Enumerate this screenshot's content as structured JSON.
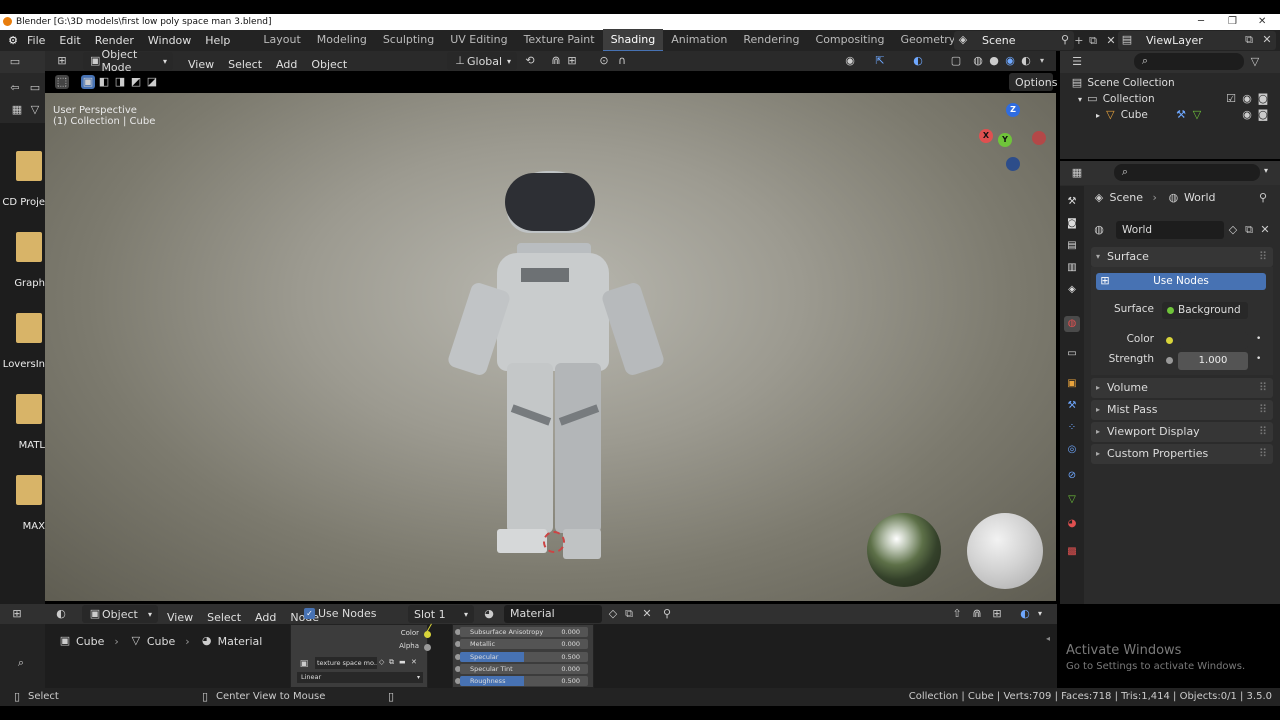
{
  "window": {
    "title": "Blender [G:\\3D models\\first low poly space man 3.blend]"
  },
  "menu": [
    "File",
    "Edit",
    "Render",
    "Window",
    "Help"
  ],
  "workspaces": [
    {
      "label": "Layout",
      "active": false
    },
    {
      "label": "Modeling",
      "active": false
    },
    {
      "label": "Sculpting",
      "active": false
    },
    {
      "label": "UV Editing",
      "active": false
    },
    {
      "label": "Texture Paint",
      "active": false
    },
    {
      "label": "Shading",
      "active": true
    },
    {
      "label": "Animation",
      "active": false
    },
    {
      "label": "Rendering",
      "active": false
    },
    {
      "label": "Compositing",
      "active": false
    },
    {
      "label": "Geometry Nodes",
      "active": false
    },
    {
      "label": "Scripting",
      "active": false
    }
  ],
  "scene": {
    "name": "Scene"
  },
  "viewlayer": {
    "name": "ViewLayer"
  },
  "viewport_header": {
    "mode": "Object Mode",
    "menus": [
      "View",
      "Select",
      "Add",
      "Object"
    ],
    "orientation": "Global",
    "options_label": "Options"
  },
  "viewport": {
    "perspective_label": "User Perspective",
    "collection_label": "(1) Collection | Cube",
    "gizmo": {
      "z": "Z",
      "x": "X",
      "y": "Y"
    }
  },
  "file_browser": {
    "folders": [
      "CD Proje",
      "Graph",
      "LoversIn",
      "MATL",
      "MAX"
    ]
  },
  "outliner": {
    "root": "Scene Collection",
    "collection": "Collection",
    "object": "Cube"
  },
  "properties": {
    "breadcrumb": [
      "Scene",
      "World"
    ],
    "world_name": "World",
    "surface_panel": "Surface",
    "use_nodes_label": "Use Nodes",
    "surface_label": "Surface",
    "surface_value": "Background",
    "color_label": "Color",
    "strength_label": "Strength",
    "strength_value": "1.000",
    "collapsed_panels": [
      "Volume",
      "Mist Pass",
      "Viewport Display",
      "Custom Properties"
    ]
  },
  "node_header": {
    "editor": "Object",
    "menus": [
      "View",
      "Select",
      "Add",
      "Node"
    ],
    "use_nodes": "Use Nodes",
    "slot": "Slot 1",
    "material": "Material"
  },
  "node_breadcrumb": [
    "Cube",
    "Cube",
    "Material"
  ],
  "image_node": {
    "outputs": [
      "Color",
      "Alpha"
    ],
    "image_name": "texture space mo...",
    "interpolation": "Linear"
  },
  "bsdf_sockets": [
    {
      "label": "Subsurface Anisotropy",
      "value": "0.000",
      "highlight": false
    },
    {
      "label": "Metallic",
      "value": "0.000",
      "highlight": false
    },
    {
      "label": "Specular",
      "value": "0.500",
      "highlight": true
    },
    {
      "label": "Specular Tint",
      "value": "0.000",
      "highlight": false
    },
    {
      "label": "Roughness",
      "value": "0.500",
      "highlight": true
    }
  ],
  "statusbar": {
    "left": "Select",
    "middle": "Center View to Mouse",
    "right": "Collection | Cube | Verts:709 | Faces:718 | Tris:1,414 | Objects:0/1 | 3.5.0"
  },
  "watermark": {
    "title": "Activate Windows",
    "subtitle": "Go to Settings to activate Windows."
  },
  "colors": {
    "accent": "#4772b3",
    "header": "#303030",
    "background": "#1d1d1d"
  }
}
____________
- What is asked -
Omit all pictures while transcribing the entries verbatim.

- The output -
Enumerate this screenshot's content as structured JSON.
{
  "window": {
    "title": "Blender [G:\\3D models\\first low poly space man 3.blend]"
  },
  "menu": [
    "File",
    "Edit",
    "Render",
    "Window",
    "Help"
  ],
  "workspaces": [
    {
      "label": "Layout",
      "active": false
    },
    {
      "label": "Modeling",
      "active": false
    },
    {
      "label": "Sculpting",
      "active": false
    },
    {
      "label": "UV Editing",
      "active": false
    },
    {
      "label": "Texture Paint",
      "active": false
    },
    {
      "label": "Shading",
      "active": true
    },
    {
      "label": "Animation",
      "active": false
    },
    {
      "label": "Rendering",
      "active": false
    },
    {
      "label": "Compositing",
      "active": false
    },
    {
      "label": "Geometry Nodes",
      "active": false
    },
    {
      "label": "Scripting",
      "active": false
    }
  ],
  "scene": {
    "name": "Scene"
  },
  "viewlayer": {
    "name": "ViewLayer"
  },
  "viewport_header": {
    "mode": "Object Mode",
    "menus": [
      "View",
      "Select",
      "Add",
      "Object"
    ],
    "orientation": "Global",
    "options_label": "Options"
  },
  "viewport": {
    "perspective_label": "User Perspective",
    "collection_label": "(1) Collection | Cube",
    "gizmo": {
      "z": "Z",
      "x": "X",
      "y": "Y"
    }
  },
  "file_browser": {
    "folders": [
      "CD Proje",
      "Graph",
      "LoversIn",
      "MATL",
      "MAX"
    ]
  },
  "outliner": {
    "root": "Scene Collection",
    "collection": "Collection",
    "object": "Cube"
  },
  "properties": {
    "breadcrumb": [
      "Scene",
      "World"
    ],
    "world_name": "World",
    "surface_panel": "Surface",
    "use_nodes_label": "Use Nodes",
    "surface_label": "Surface",
    "surface_value": "Background",
    "color_label": "Color",
    "strength_label": "Strength",
    "strength_value": "1.000",
    "collapsed_panels": [
      "Volume",
      "Mist Pass",
      "Viewport Display",
      "Custom Properties"
    ]
  },
  "node_header": {
    "editor": "Object",
    "menus": [
      "View",
      "Select",
      "Add",
      "Node"
    ],
    "use_nodes": "Use Nodes",
    "slot": "Slot 1",
    "material": "Material"
  },
  "node_breadcrumb": [
    "Cube",
    "Cube",
    "Material"
  ],
  "image_node": {
    "outputs": [
      "Color",
      "Alpha"
    ],
    "image_name": "texture space mo...",
    "interpolation": "Linear"
  },
  "bsdf_sockets": [
    {
      "label": "Subsurface Anisotropy",
      "value": "0.000",
      "highlight": false
    },
    {
      "label": "Metallic",
      "value": "0.000",
      "highlight": false
    },
    {
      "label": "Specular",
      "value": "0.500",
      "highlight": true
    },
    {
      "label": "Specular Tint",
      "value": "0.000",
      "highlight": false
    },
    {
      "label": "Roughness",
      "value": "0.500",
      "highlight": true
    }
  ],
  "statusbar": {
    "left": "Select",
    "middle": "Center View to Mouse",
    "right": "Collection | Cube | Verts:709 | Faces:718 | Tris:1,414 | Objects:0/1 | 3.5.0"
  },
  "watermark": {
    "title": "Activate Windows",
    "subtitle": "Go to Settings to activate Windows."
  },
  "colors": {
    "accent": "#4772b3",
    "header": "#303030",
    "background": "#1d1d1d"
  }
}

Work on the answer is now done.